**Required work:**
Show every line below where "Webshop" can be found.

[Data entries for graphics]
--- start ---
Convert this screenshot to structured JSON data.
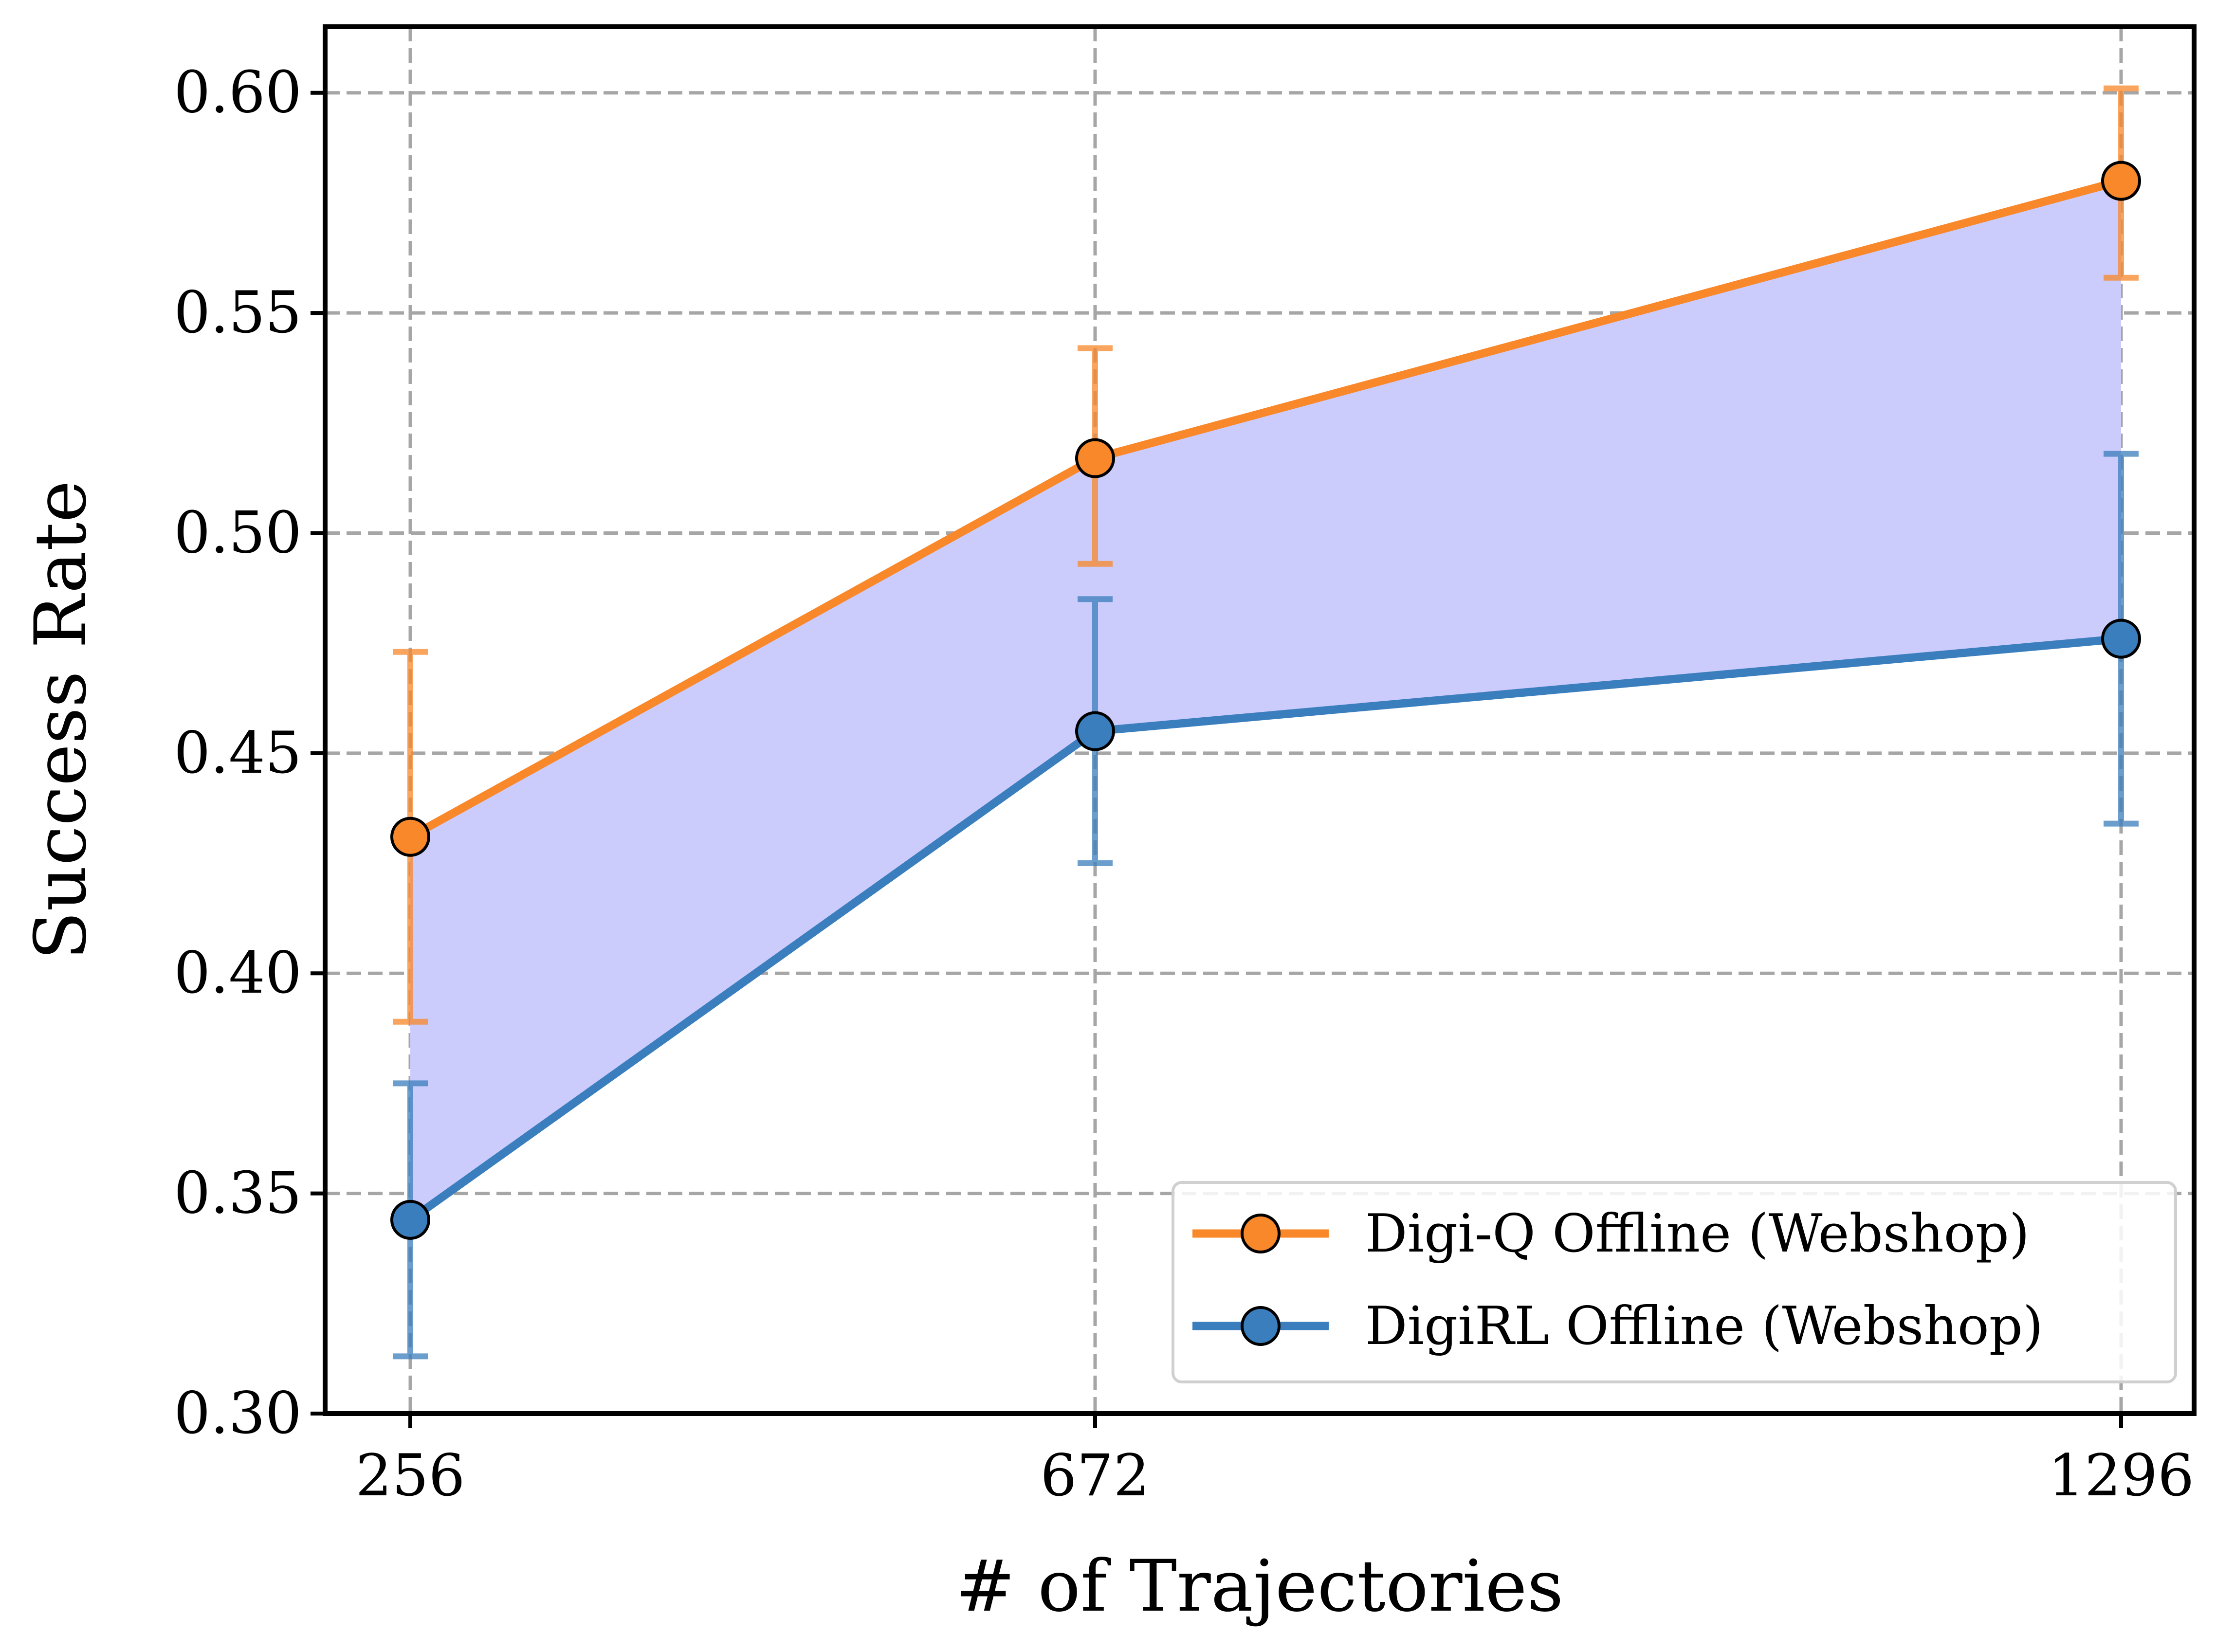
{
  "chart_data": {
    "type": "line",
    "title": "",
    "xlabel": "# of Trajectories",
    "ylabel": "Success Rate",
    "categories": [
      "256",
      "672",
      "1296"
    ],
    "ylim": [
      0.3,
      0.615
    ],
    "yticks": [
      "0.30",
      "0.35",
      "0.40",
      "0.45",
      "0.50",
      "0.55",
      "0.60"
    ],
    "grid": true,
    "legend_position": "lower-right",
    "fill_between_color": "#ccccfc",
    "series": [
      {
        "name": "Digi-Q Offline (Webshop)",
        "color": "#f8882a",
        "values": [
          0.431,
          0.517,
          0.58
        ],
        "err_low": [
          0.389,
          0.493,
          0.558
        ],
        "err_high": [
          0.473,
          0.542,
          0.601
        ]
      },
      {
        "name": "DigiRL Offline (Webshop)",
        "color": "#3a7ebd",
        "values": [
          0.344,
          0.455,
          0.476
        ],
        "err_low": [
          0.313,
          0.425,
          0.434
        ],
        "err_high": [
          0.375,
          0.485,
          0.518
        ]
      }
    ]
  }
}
--- end ---
--- start ---
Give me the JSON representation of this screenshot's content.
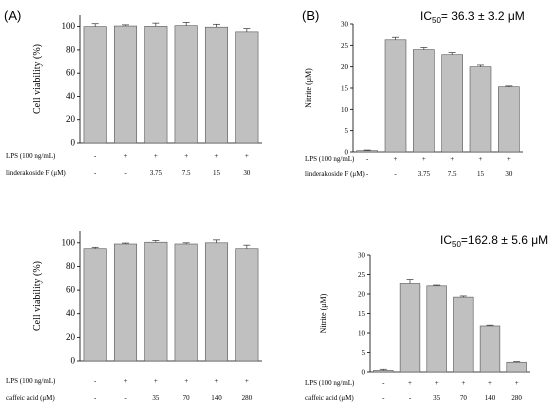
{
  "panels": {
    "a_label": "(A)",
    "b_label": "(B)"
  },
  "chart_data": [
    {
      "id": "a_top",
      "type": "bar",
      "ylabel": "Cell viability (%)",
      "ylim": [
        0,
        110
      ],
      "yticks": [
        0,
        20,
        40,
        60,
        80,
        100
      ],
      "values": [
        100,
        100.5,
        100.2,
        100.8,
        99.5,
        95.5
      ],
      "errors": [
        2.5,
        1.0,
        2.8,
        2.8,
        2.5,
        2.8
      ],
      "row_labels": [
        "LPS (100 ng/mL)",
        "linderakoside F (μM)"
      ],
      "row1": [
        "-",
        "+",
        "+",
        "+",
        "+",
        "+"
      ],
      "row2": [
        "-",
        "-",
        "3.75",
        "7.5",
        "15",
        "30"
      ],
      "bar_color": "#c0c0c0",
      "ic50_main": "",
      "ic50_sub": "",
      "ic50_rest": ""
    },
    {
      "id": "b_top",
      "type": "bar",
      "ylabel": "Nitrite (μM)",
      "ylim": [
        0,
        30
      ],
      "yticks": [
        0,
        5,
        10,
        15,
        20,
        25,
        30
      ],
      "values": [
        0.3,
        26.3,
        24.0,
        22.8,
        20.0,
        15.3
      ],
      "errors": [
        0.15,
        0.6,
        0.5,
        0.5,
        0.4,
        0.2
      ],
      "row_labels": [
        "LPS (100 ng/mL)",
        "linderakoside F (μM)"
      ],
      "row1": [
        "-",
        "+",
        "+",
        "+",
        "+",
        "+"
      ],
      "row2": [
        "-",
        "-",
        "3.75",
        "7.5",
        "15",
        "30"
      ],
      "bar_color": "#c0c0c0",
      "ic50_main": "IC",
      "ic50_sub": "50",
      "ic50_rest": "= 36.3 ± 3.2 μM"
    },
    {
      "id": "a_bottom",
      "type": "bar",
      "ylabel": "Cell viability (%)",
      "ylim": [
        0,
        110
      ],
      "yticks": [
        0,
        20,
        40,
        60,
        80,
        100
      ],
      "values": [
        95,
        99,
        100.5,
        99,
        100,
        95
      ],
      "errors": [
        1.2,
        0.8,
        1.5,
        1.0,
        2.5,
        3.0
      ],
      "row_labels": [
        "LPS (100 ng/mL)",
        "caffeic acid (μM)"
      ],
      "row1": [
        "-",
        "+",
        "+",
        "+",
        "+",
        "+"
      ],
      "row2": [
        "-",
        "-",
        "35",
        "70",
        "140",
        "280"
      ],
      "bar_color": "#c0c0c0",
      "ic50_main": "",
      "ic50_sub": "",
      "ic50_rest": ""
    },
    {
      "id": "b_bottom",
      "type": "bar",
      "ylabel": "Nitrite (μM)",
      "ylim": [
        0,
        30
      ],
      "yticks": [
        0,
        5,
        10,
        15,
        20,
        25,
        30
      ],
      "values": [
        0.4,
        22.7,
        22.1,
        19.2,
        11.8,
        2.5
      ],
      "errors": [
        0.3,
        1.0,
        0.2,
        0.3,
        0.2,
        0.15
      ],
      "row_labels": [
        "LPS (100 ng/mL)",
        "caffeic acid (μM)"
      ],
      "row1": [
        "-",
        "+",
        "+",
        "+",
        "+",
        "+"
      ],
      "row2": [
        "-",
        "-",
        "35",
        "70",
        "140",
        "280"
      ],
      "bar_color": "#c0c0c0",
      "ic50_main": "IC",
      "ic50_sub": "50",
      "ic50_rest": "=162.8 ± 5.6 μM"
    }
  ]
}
--- end ---
--- start ---
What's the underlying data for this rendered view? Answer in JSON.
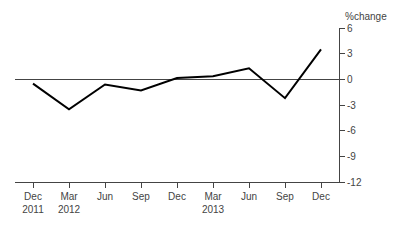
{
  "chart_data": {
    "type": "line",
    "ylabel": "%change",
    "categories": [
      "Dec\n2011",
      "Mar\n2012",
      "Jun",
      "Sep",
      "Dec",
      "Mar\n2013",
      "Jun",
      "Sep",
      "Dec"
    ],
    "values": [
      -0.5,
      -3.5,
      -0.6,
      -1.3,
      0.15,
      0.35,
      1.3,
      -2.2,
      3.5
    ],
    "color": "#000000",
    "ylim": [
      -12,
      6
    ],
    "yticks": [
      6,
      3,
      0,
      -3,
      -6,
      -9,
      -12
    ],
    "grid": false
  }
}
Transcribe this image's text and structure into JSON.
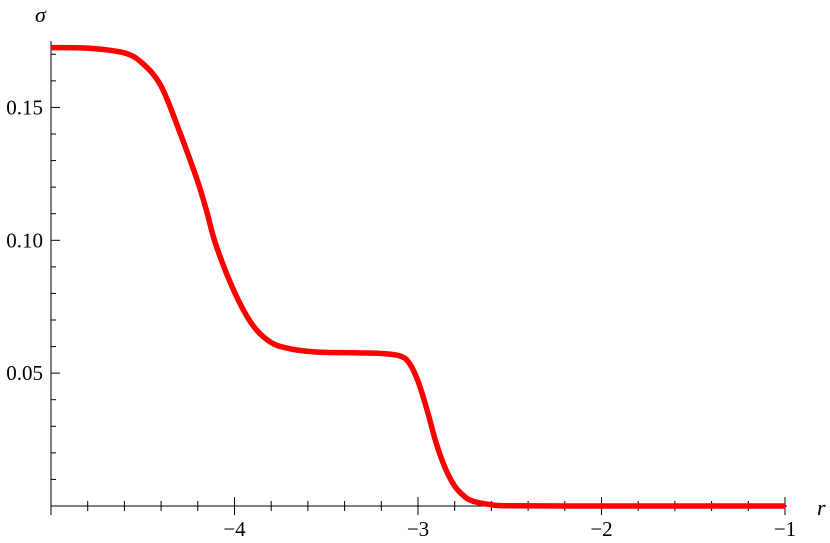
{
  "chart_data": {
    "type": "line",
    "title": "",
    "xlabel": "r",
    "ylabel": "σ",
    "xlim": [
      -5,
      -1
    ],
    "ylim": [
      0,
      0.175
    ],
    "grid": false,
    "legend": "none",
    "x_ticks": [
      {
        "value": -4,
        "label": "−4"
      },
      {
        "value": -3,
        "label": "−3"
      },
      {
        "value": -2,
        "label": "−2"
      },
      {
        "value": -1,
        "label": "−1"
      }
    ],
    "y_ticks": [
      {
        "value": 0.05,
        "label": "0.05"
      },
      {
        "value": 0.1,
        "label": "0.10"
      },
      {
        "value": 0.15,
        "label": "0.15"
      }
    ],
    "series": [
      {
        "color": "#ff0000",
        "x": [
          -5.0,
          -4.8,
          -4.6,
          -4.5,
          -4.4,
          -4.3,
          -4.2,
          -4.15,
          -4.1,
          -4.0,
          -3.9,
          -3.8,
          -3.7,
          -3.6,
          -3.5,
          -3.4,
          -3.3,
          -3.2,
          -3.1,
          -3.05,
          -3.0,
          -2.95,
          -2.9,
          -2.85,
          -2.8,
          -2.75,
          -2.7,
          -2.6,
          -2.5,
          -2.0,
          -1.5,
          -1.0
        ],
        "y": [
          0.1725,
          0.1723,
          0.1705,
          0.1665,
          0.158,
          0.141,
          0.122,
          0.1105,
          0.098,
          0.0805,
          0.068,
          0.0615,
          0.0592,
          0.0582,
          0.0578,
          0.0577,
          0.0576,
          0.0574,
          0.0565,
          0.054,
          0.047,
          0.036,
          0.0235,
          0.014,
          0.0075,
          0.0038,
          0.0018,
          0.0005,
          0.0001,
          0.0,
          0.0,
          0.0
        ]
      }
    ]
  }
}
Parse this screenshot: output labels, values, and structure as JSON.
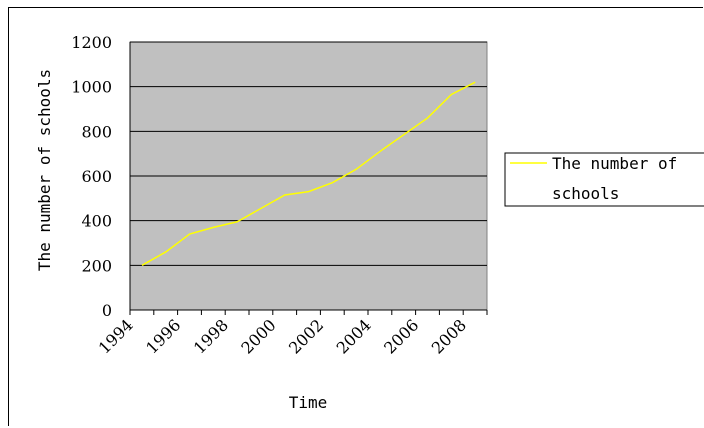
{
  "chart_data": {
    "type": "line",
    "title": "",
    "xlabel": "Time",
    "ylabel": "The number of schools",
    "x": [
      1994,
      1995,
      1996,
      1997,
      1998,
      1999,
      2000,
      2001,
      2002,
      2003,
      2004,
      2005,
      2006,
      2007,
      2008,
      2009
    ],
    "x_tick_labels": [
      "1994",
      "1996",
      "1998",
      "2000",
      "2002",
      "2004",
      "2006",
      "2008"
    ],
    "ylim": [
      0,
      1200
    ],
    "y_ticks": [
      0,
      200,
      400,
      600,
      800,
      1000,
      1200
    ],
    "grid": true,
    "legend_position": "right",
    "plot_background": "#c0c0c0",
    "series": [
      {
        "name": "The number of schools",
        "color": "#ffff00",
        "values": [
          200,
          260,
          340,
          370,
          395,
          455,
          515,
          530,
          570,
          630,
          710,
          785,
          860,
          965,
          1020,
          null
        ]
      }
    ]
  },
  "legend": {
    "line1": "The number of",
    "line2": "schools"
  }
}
--- end ---
**Response to this exercise:**
        "name": "Digi-Q Offline (Webshop)",
        "name": "DigiRL Offline (Webshop)",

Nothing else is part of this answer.